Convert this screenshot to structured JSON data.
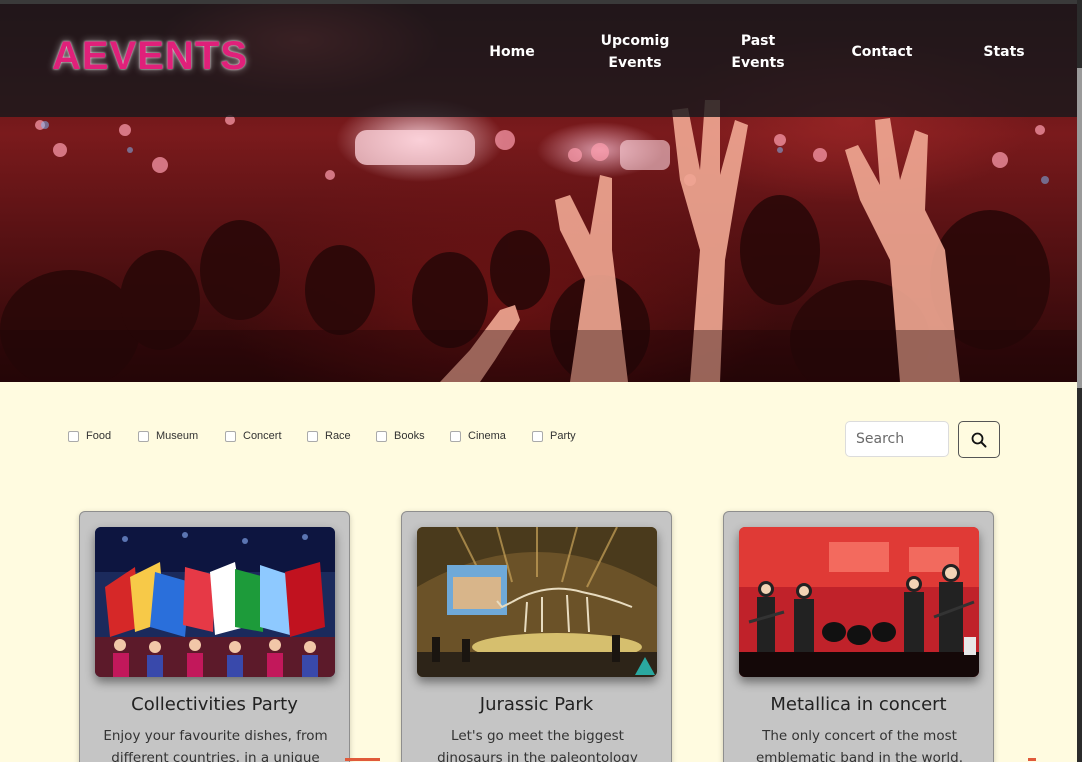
{
  "header": {
    "logo_text": "AEVENTS",
    "nav": [
      {
        "label": "Home"
      },
      {
        "label": "Upcomig Events"
      },
      {
        "label": "Past Events"
      },
      {
        "label": "Contact"
      },
      {
        "label": "Stats"
      }
    ]
  },
  "filters": [
    {
      "label": "Food",
      "checked": false
    },
    {
      "label": "Museum",
      "checked": false
    },
    {
      "label": "Concert",
      "checked": false
    },
    {
      "label": "Race",
      "checked": false
    },
    {
      "label": "Books",
      "checked": false
    },
    {
      "label": "Cinema",
      "checked": false
    },
    {
      "label": "Party",
      "checked": false
    }
  ],
  "search": {
    "placeholder": "Search",
    "value": "",
    "button_icon": "search-icon"
  },
  "cards": [
    {
      "title": "Collectivities Party",
      "description": "Enjoy your favourite dishes, from different countries, in a unique",
      "image": "flags-parade-photo"
    },
    {
      "title": "Jurassic Park",
      "description": "Let's go meet the biggest dinosaurs in the paleontology museum.",
      "image": "dinosaur-museum-photo"
    },
    {
      "title": "Metallica in concert",
      "description": "The only concert of the most emblematic band in the world.",
      "image": "rock-concert-photo"
    }
  ],
  "colors": {
    "brand": "#e0207a",
    "page_background": "#fffbe0",
    "card_background": "#c5c5c5",
    "navbar_background": "#19191c"
  }
}
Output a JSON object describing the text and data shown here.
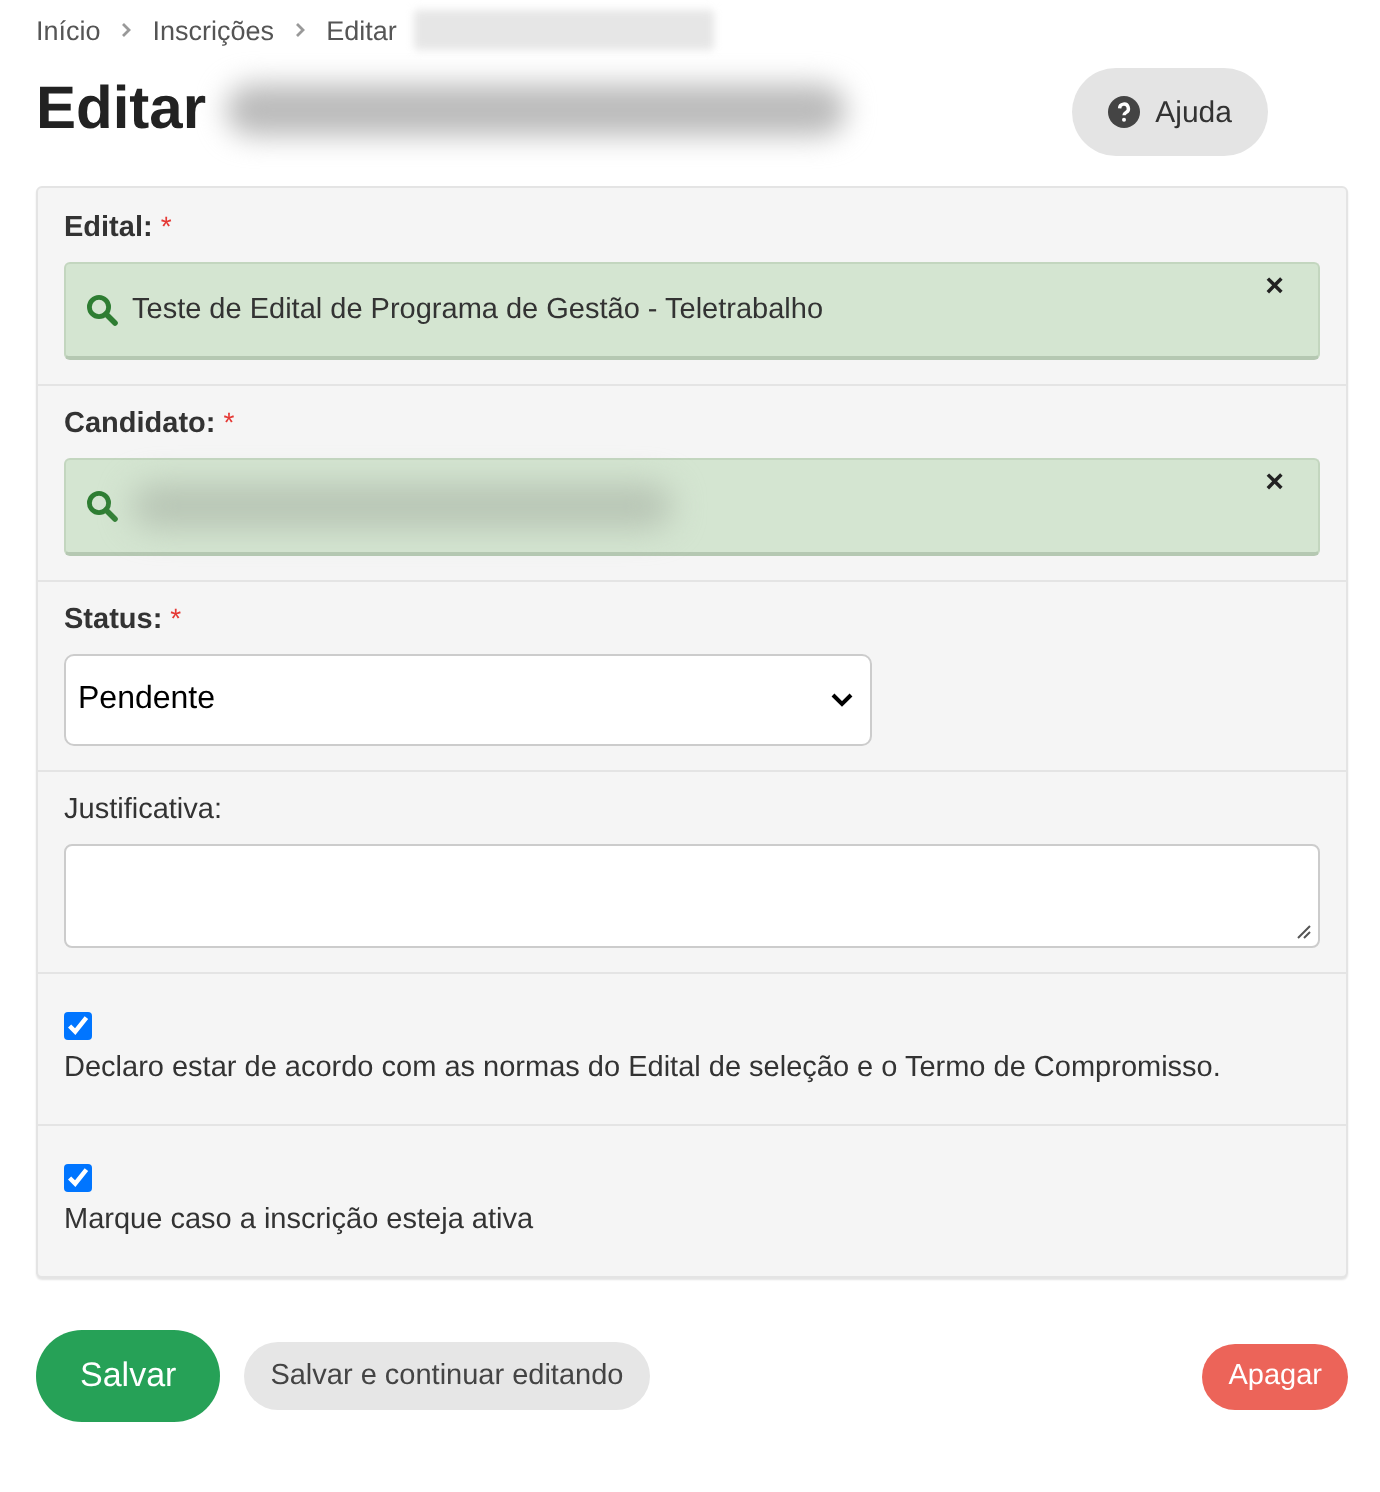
{
  "breadcrumb": [
    {
      "label": "Início"
    },
    {
      "label": "Inscrições"
    },
    {
      "label": "Editar"
    }
  ],
  "title": "Editar",
  "help_button": {
    "label": "Ajuda"
  },
  "fields": [
    {
      "kind": "lookup",
      "label": "Edital:",
      "required_mark": "*",
      "value": "Teste de Edital de Programa de Gestão - Teletrabalho",
      "clear": "×"
    },
    {
      "kind": "lookup",
      "label": "Candidato:",
      "required_mark": "*",
      "clear": "×"
    },
    {
      "kind": "select",
      "label": "Status:",
      "required_mark": "*",
      "value": "Pendente"
    },
    {
      "kind": "textarea",
      "label": "Justificativa:"
    },
    {
      "kind": "checkbox",
      "label": "Declaro estar de acordo com as normas do Edital de seleção e o Termo de Compromisso.",
      "checked": true
    },
    {
      "kind": "checkbox",
      "label": "Marque caso a inscrição esteja ativa",
      "checked": true
    }
  ],
  "actions": {
    "save": "Salvar",
    "save_continue": "Salvar e continuar editando",
    "delete": "Apagar"
  }
}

* * *

Copy out the records above in full, exactly as written, but not the pictures.

Output below >>
Convert this screenshot to structured JSON data.
{
  "header": {
    "logo_text": "AEVENTS",
    "nav": [
      {
        "label": "Home"
      },
      {
        "label": "Upcomig Events"
      },
      {
        "label": "Past Events"
      },
      {
        "label": "Contact"
      },
      {
        "label": "Stats"
      }
    ]
  },
  "filters": [
    {
      "label": "Food",
      "checked": false
    },
    {
      "label": "Museum",
      "checked": false
    },
    {
      "label": "Concert",
      "checked": false
    },
    {
      "label": "Race",
      "checked": false
    },
    {
      "label": "Books",
      "checked": false
    },
    {
      "label": "Cinema",
      "checked": false
    },
    {
      "label": "Party",
      "checked": false
    }
  ],
  "search": {
    "placeholder": "Search",
    "value": "",
    "button_icon": "search-icon"
  },
  "cards": [
    {
      "title": "Collectivities Party",
      "description": "Enjoy your favourite dishes, from different countries, in a unique",
      "image": "flags-parade-photo"
    },
    {
      "title": "Jurassic Park",
      "description": "Let's go meet the biggest dinosaurs in the paleontology museum.",
      "image": "dinosaur-museum-photo"
    },
    {
      "title": "Metallica in concert",
      "description": "The only concert of the most emblematic band in the world.",
      "image": "rock-concert-photo"
    }
  ],
  "colors": {
    "brand": "#e0207a",
    "page_background": "#fffbe0",
    "card_background": "#c5c5c5",
    "navbar_background": "#19191c"
  }
}
Output a JSON object describing the text and data shown here.
{
  "breadcrumb": [
    {
      "label": "Início"
    },
    {
      "label": "Inscrições"
    },
    {
      "label": "Editar"
    }
  ],
  "title": "Editar",
  "help_button": {
    "label": "Ajuda"
  },
  "fields": [
    {
      "kind": "lookup",
      "label": "Edital:",
      "required_mark": "*",
      "value": "Teste de Edital de Programa de Gestão - Teletrabalho",
      "clear": "×"
    },
    {
      "kind": "lookup",
      "label": "Candidato:",
      "required_mark": "*",
      "clear": "×"
    },
    {
      "kind": "select",
      "label": "Status:",
      "required_mark": "*",
      "value": "Pendente"
    },
    {
      "kind": "textarea",
      "label": "Justificativa:"
    },
    {
      "kind": "checkbox",
      "label": "Declaro estar de acordo com as normas do Edital de seleção e o Termo de Compromisso.",
      "checked": true
    },
    {
      "kind": "checkbox",
      "label": "Marque caso a inscrição esteja ativa",
      "checked": true
    }
  ],
  "actions": {
    "save": "Salvar",
    "save_continue": "Salvar e continuar editando",
    "delete": "Apagar"
  }
}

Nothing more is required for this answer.